[start of Records for this exercise]

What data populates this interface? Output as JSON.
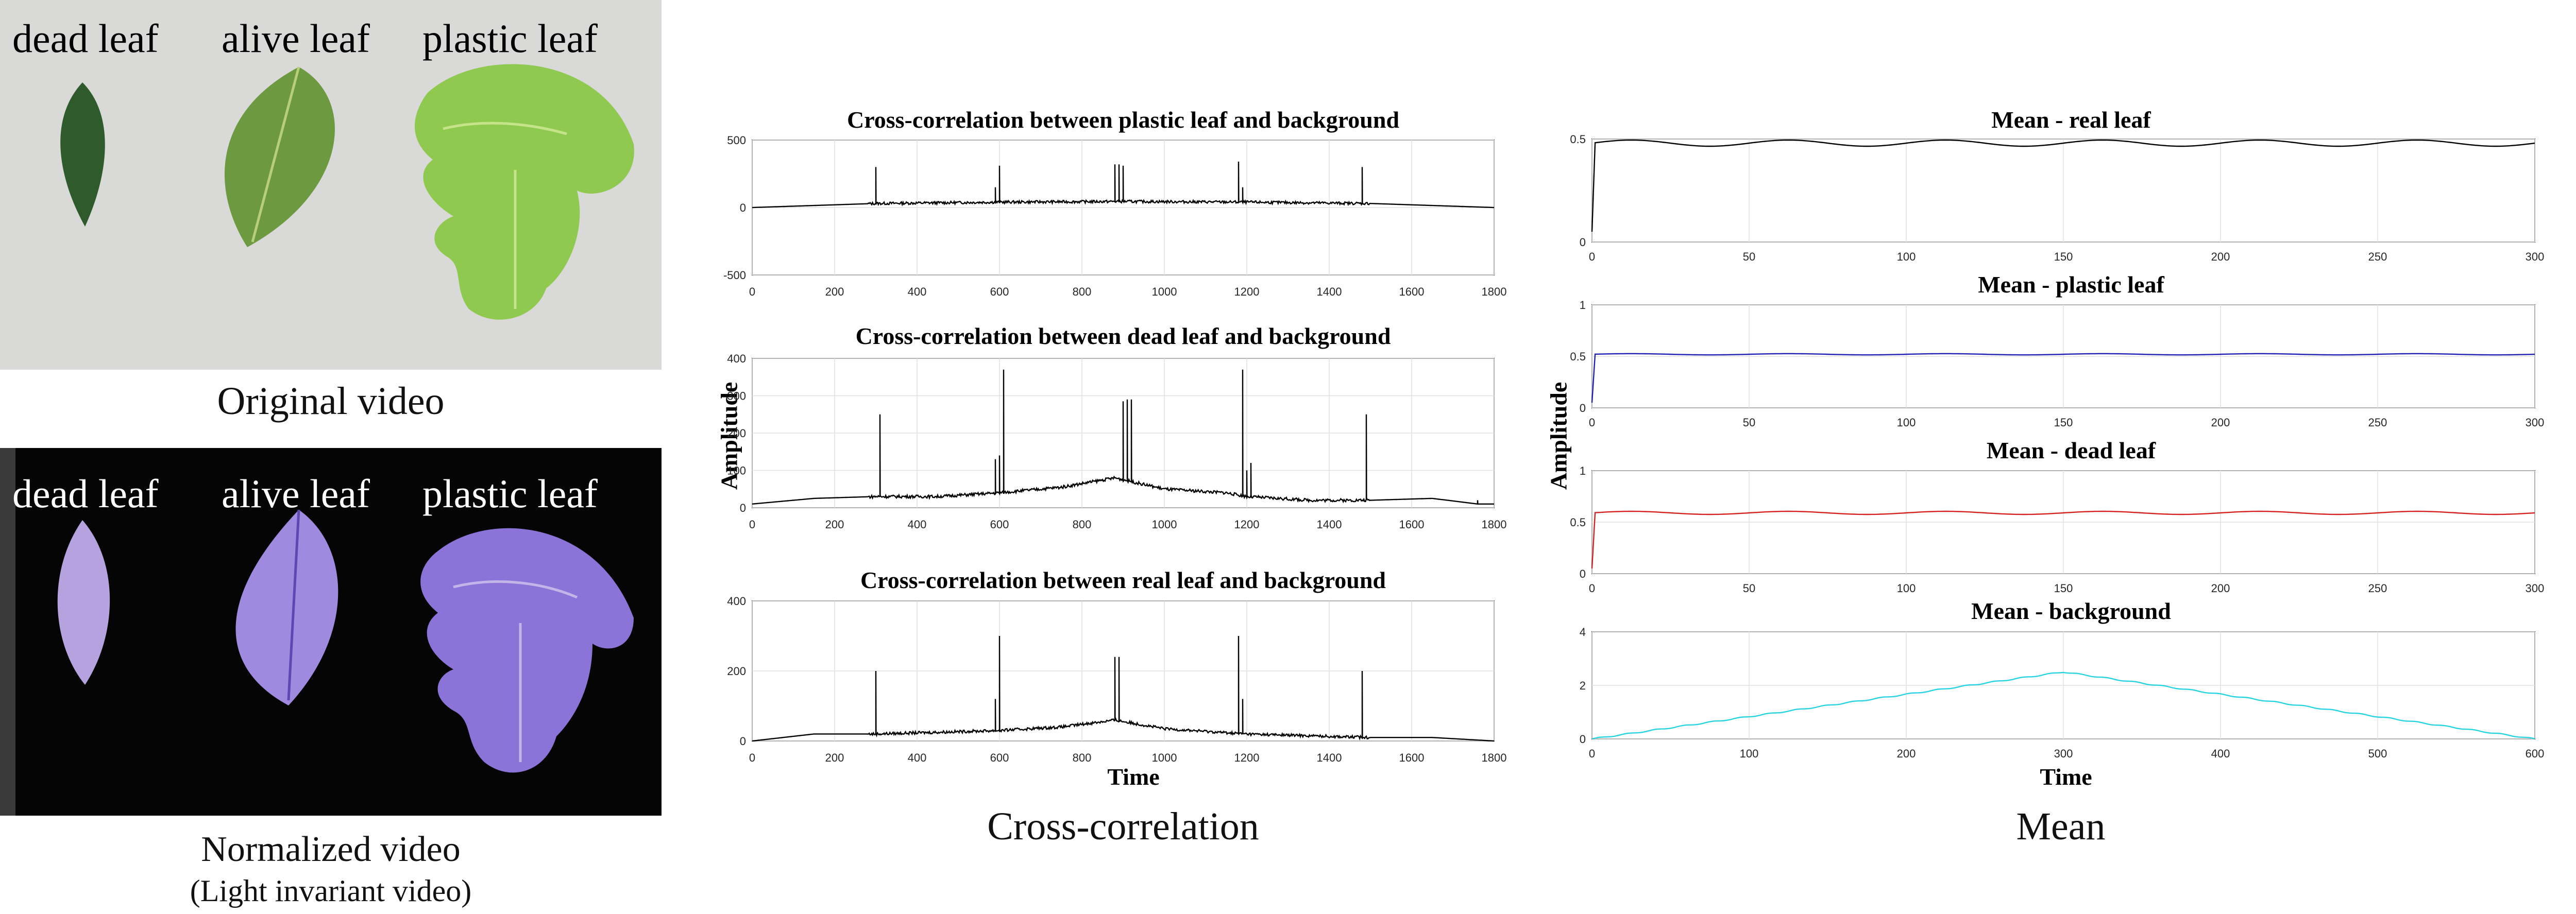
{
  "photos": {
    "original": {
      "labels": [
        "dead leaf",
        "alive leaf",
        "plastic leaf"
      ],
      "caption": "Original video",
      "leaf_colors": [
        "#2f5a2c",
        "#6d9940",
        "#8fc94f"
      ],
      "background": "#d9d9d7"
    },
    "normalized": {
      "labels": [
        "dead leaf",
        "alive leaf",
        "plastic leaf"
      ],
      "caption": "Normalized video",
      "subcaption": "(Light invariant video)",
      "leaf_colors": [
        "#b5a2de",
        "#9f8ae0",
        "#8c73d8"
      ],
      "background": "#050505"
    }
  },
  "crosscorr": {
    "caption": "Cross-correlation",
    "ylabel": "Amplitude",
    "xlabel": "Time"
  },
  "mean": {
    "caption": "Mean",
    "ylabel": "Amplitude",
    "xlabel": "Time"
  },
  "chart_data": [
    {
      "type": "line",
      "group": "crosscorr",
      "title": "Cross-correlation between plastic leaf and background",
      "xlim": [
        0,
        1800
      ],
      "ylim": [
        -500,
        500
      ],
      "xticks": [
        0,
        200,
        400,
        600,
        800,
        1000,
        1200,
        1400,
        1600,
        1800
      ],
      "yticks": [
        -500,
        0,
        500
      ],
      "color": "#000000",
      "series": [
        {
          "baseline": [
            [
              0,
              0
            ],
            [
              300,
              30
            ],
            [
              600,
              40
            ],
            [
              900,
              45
            ],
            [
              1200,
              40
            ],
            [
              1500,
              30
            ],
            [
              1800,
              0
            ]
          ],
          "spikes": [
            [
              300,
              300
            ],
            [
              590,
              150
            ],
            [
              600,
              310
            ],
            [
              880,
              320
            ],
            [
              890,
              320
            ],
            [
              900,
              310
            ],
            [
              1180,
              340
            ],
            [
              1190,
              150
            ],
            [
              1480,
              300
            ]
          ]
        }
      ]
    },
    {
      "type": "line",
      "group": "crosscorr",
      "title": "Cross-correlation between dead leaf and background",
      "xlim": [
        0,
        1800
      ],
      "ylim": [
        0,
        400
      ],
      "xticks": [
        0,
        200,
        400,
        600,
        800,
        1000,
        1200,
        1400,
        1600,
        1800
      ],
      "yticks": [
        0,
        100,
        200,
        300,
        400
      ],
      "color": "#000000",
      "series": [
        {
          "baseline": [
            [
              0,
              10
            ],
            [
              150,
              25
            ],
            [
              300,
              30
            ],
            [
              450,
              30
            ],
            [
              600,
              40
            ],
            [
              750,
              55
            ],
            [
              880,
              80
            ],
            [
              1000,
              50
            ],
            [
              1150,
              40
            ],
            [
              1200,
              30
            ],
            [
              1350,
              20
            ],
            [
              1500,
              20
            ],
            [
              1650,
              25
            ],
            [
              1760,
              10
            ]
          ],
          "spikes": [
            [
              310,
              250
            ],
            [
              590,
              130
            ],
            [
              600,
              140
            ],
            [
              610,
              370
            ],
            [
              900,
              285
            ],
            [
              910,
              290
            ],
            [
              920,
              290
            ],
            [
              1190,
              370
            ],
            [
              1200,
              100
            ],
            [
              1210,
              120
            ],
            [
              1490,
              250
            ],
            [
              1760,
              20
            ]
          ]
        }
      ]
    },
    {
      "type": "line",
      "group": "crosscorr",
      "title": "Cross-correlation between real leaf and background",
      "xlim": [
        0,
        1800
      ],
      "ylim": [
        0,
        400
      ],
      "xticks": [
        0,
        200,
        400,
        600,
        800,
        1000,
        1200,
        1400,
        1600,
        1800
      ],
      "yticks": [
        0,
        200,
        400
      ],
      "color": "#000000",
      "series": [
        {
          "baseline": [
            [
              0,
              0
            ],
            [
              150,
              20
            ],
            [
              300,
              20
            ],
            [
              450,
              25
            ],
            [
              600,
              30
            ],
            [
              750,
              40
            ],
            [
              880,
              60
            ],
            [
              1000,
              35
            ],
            [
              1200,
              20
            ],
            [
              1350,
              15
            ],
            [
              1500,
              10
            ],
            [
              1650,
              10
            ],
            [
              1800,
              0
            ]
          ],
          "spikes": [
            [
              300,
              200
            ],
            [
              590,
              120
            ],
            [
              600,
              300
            ],
            [
              880,
              240
            ],
            [
              890,
              240
            ],
            [
              1180,
              300
            ],
            [
              1190,
              120
            ],
            [
              1480,
              200
            ]
          ]
        }
      ]
    },
    {
      "type": "line",
      "group": "mean",
      "title": "Mean - real leaf",
      "xlim": [
        0,
        300
      ],
      "ylim": [
        0,
        0.5
      ],
      "xticks": [
        0,
        50,
        100,
        150,
        200,
        250,
        300
      ],
      "yticks": [
        0,
        0.5
      ],
      "color": "#000000",
      "series": [
        {
          "start": 0.05,
          "level": 0.48,
          "wave": 0.015,
          "period": 50
        }
      ]
    },
    {
      "type": "line",
      "group": "mean",
      "title": "Mean - plastic leaf",
      "xlim": [
        0,
        300
      ],
      "ylim": [
        0,
        1
      ],
      "xticks": [
        0,
        50,
        100,
        150,
        200,
        250,
        300
      ],
      "yticks": [
        0,
        0.5,
        1
      ],
      "color": "#1f1fb4",
      "series": [
        {
          "start": 0.05,
          "level": 0.52,
          "wave": 0.006,
          "period": 50
        }
      ]
    },
    {
      "type": "line",
      "group": "mean",
      "title": "Mean - dead leaf",
      "xlim": [
        0,
        300
      ],
      "ylim": [
        0,
        1
      ],
      "xticks": [
        0,
        50,
        100,
        150,
        200,
        250,
        300
      ],
      "yticks": [
        0,
        0.5,
        1
      ],
      "color": "#d42020",
      "series": [
        {
          "start": 0.05,
          "level": 0.59,
          "wave": 0.015,
          "period": 50
        }
      ]
    },
    {
      "type": "line",
      "group": "mean",
      "title": "Mean - background",
      "xlim": [
        0,
        600
      ],
      "ylim": [
        0,
        4
      ],
      "xticks": [
        0,
        100,
        200,
        300,
        400,
        500,
        600
      ],
      "yticks": [
        0,
        2,
        4
      ],
      "color": "#25d4e0",
      "series": [
        {
          "triangle": [
            [
              0,
              0
            ],
            [
              300,
              2.5
            ],
            [
              600,
              0
            ]
          ]
        }
      ]
    }
  ]
}
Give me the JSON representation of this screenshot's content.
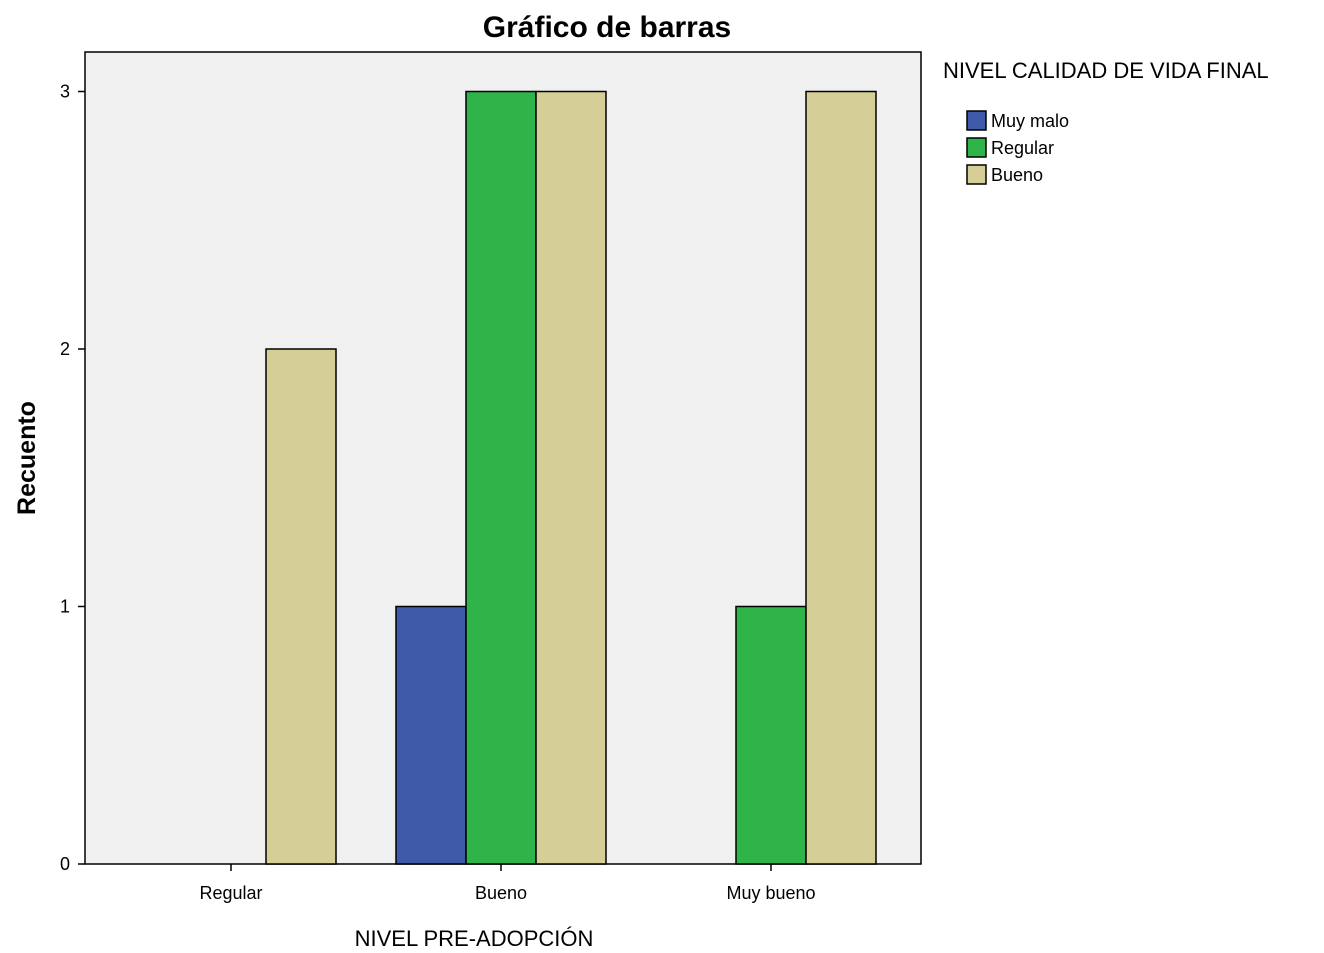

[end of Records for this exercise]

Could you reproduce every record above exactly, leaving out the pictures?

• **Full output**:
What data populates this interface? Output as JSON.
{
  "photos": {
    "original": {
      "labels": [
        "dead leaf",
        "alive leaf",
        "plastic leaf"
      ],
      "caption": "Original video",
      "leaf_colors": [
        "#2f5a2c",
        "#6d9940",
        "#8fc94f"
      ],
      "background": "#d9d9d7"
    },
    "normalized": {
      "labels": [
        "dead leaf",
        "alive leaf",
        "plastic leaf"
      ],
      "caption": "Normalized video",
      "subcaption": "(Light invariant video)",
      "leaf_colors": [
        "#b5a2de",
        "#9f8ae0",
        "#8c73d8"
      ],
      "background": "#050505"
    }
  },
  "crosscorr": {
    "caption": "Cross-correlation",
    "ylabel": "Amplitude",
    "xlabel": "Time"
  },
  "mean": {
    "caption": "Mean",
    "ylabel": "Amplitude",
    "xlabel": "Time"
  },
  "chart_data": [
    {
      "type": "line",
      "group": "crosscorr",
      "title": "Cross-correlation between plastic leaf and background",
      "xlim": [
        0,
        1800
      ],
      "ylim": [
        -500,
        500
      ],
      "xticks": [
        0,
        200,
        400,
        600,
        800,
        1000,
        1200,
        1400,
        1600,
        1800
      ],
      "yticks": [
        -500,
        0,
        500
      ],
      "color": "#000000",
      "series": [
        {
          "baseline": [
            [
              0,
              0
            ],
            [
              300,
              30
            ],
            [
              600,
              40
            ],
            [
              900,
              45
            ],
            [
              1200,
              40
            ],
            [
              1500,
              30
            ],
            [
              1800,
              0
            ]
          ],
          "spikes": [
            [
              300,
              300
            ],
            [
              590,
              150
            ],
            [
              600,
              310
            ],
            [
              880,
              320
            ],
            [
              890,
              320
            ],
            [
              900,
              310
            ],
            [
              1180,
              340
            ],
            [
              1190,
              150
            ],
            [
              1480,
              300
            ]
          ]
        }
      ]
    },
    {
      "type": "line",
      "group": "crosscorr",
      "title": "Cross-correlation between dead leaf and background",
      "xlim": [
        0,
        1800
      ],
      "ylim": [
        0,
        400
      ],
      "xticks": [
        0,
        200,
        400,
        600,
        800,
        1000,
        1200,
        1400,
        1600,
        1800
      ],
      "yticks": [
        0,
        100,
        200,
        300,
        400
      ],
      "color": "#000000",
      "series": [
        {
          "baseline": [
            [
              0,
              10
            ],
            [
              150,
              25
            ],
            [
              300,
              30
            ],
            [
              450,
              30
            ],
            [
              600,
              40
            ],
            [
              750,
              55
            ],
            [
              880,
              80
            ],
            [
              1000,
              50
            ],
            [
              1150,
              40
            ],
            [
              1200,
              30
            ],
            [
              1350,
              20
            ],
            [
              1500,
              20
            ],
            [
              1650,
              25
            ],
            [
              1760,
              10
            ]
          ],
          "spikes": [
            [
              310,
              250
            ],
            [
              590,
              130
            ],
            [
              600,
              140
            ],
            [
              610,
              370
            ],
            [
              900,
              285
            ],
            [
              910,
              290
            ],
            [
              920,
              290
            ],
            [
              1190,
              370
            ],
            [
              1200,
              100
            ],
            [
              1210,
              120
            ],
            [
              1490,
              250
            ],
            [
              1760,
              20
            ]
          ]
        }
      ]
    },
    {
      "type": "line",
      "group": "crosscorr",
      "title": "Cross-correlation between real leaf and background",
      "xlim": [
        0,
        1800
      ],
      "ylim": [
        0,
        400
      ],
      "xticks": [
        0,
        200,
        400,
        600,
        800,
        1000,
        1200,
        1400,
        1600,
        1800
      ],
      "yticks": [
        0,
        200,
        400
      ],
      "color": "#000000",
      "series": [
        {
          "baseline": [
            [
              0,
              0
            ],
            [
              150,
              20
            ],
            [
              300,
              20
            ],
            [
              450,
              25
            ],
            [
              600,
              30
            ],
            [
              750,
              40
            ],
            [
              880,
              60
            ],
            [
              1000,
              35
            ],
            [
              1200,
              20
            ],
            [
              1350,
              15
            ],
            [
              1500,
              10
            ],
            [
              1650,
              10
            ],
            [
              1800,
              0
            ]
          ],
          "spikes": [
            [
              300,
              200
            ],
            [
              590,
              120
            ],
            [
              600,
              300
            ],
            [
              880,
              240
            ],
            [
              890,
              240
            ],
            [
              1180,
              300
            ],
            [
              1190,
              120
            ],
            [
              1480,
              200
            ]
          ]
        }
      ]
    },
    {
      "type": "line",
      "group": "mean",
      "title": "Mean - real leaf",
      "xlim": [
        0,
        300
      ],
      "ylim": [
        0,
        0.5
      ],
      "xticks": [
        0,
        50,
        100,
        150,
        200,
        250,
        300
      ],
      "yticks": [
        0,
        0.5
      ],
      "color": "#000000",
      "series": [
        {
          "start": 0.05,
          "level": 0.48,
          "wave": 0.015,
          "period": 50
        }
      ]
    },
    {
      "type": "line",
      "group": "mean",
      "title": "Mean - plastic leaf",
      "xlim": [
        0,
        300
      ],
      "ylim": [
        0,
        1
      ],
      "xticks": [
        0,
        50,
        100,
        150,
        200,
        250,
        300
      ],
      "yticks": [
        0,
        0.5,
        1
      ],
      "color": "#1f1fb4",
      "series": [
        {
          "start": 0.05,
          "level": 0.52,
          "wave": 0.006,
          "period": 50
        }
      ]
    },
    {
      "type": "line",
      "group": "mean",
      "title": "Mean - dead leaf",
      "xlim": [
        0,
        300
      ],
      "ylim": [
        0,
        1
      ],
      "xticks": [
        0,
        50,
        100,
        150,
        200,
        250,
        300
      ],
      "yticks": [
        0,
        0.5,
        1
      ],
      "color": "#d42020",
      "series": [
        {
          "start": 0.05,
          "level": 0.59,
          "wave": 0.015,
          "period": 50
        }
      ]
    },
    {
      "type": "line",
      "group": "mean",
      "title": "Mean - background",
      "xlim": [
        0,
        600
      ],
      "ylim": [
        0,
        4
      ],
      "xticks": [
        0,
        100,
        200,
        300,
        400,
        500,
        600
      ],
      "yticks": [
        0,
        2,
        4
      ],
      "color": "#25d4e0",
      "series": [
        {
          "triangle": [
            [
              0,
              0
            ],
            [
              300,
              2.5
            ],
            [
              600,
              0
            ]
          ]
        }
      ]
    }
  ]
}
Give me the JSON representation of this screenshot's content.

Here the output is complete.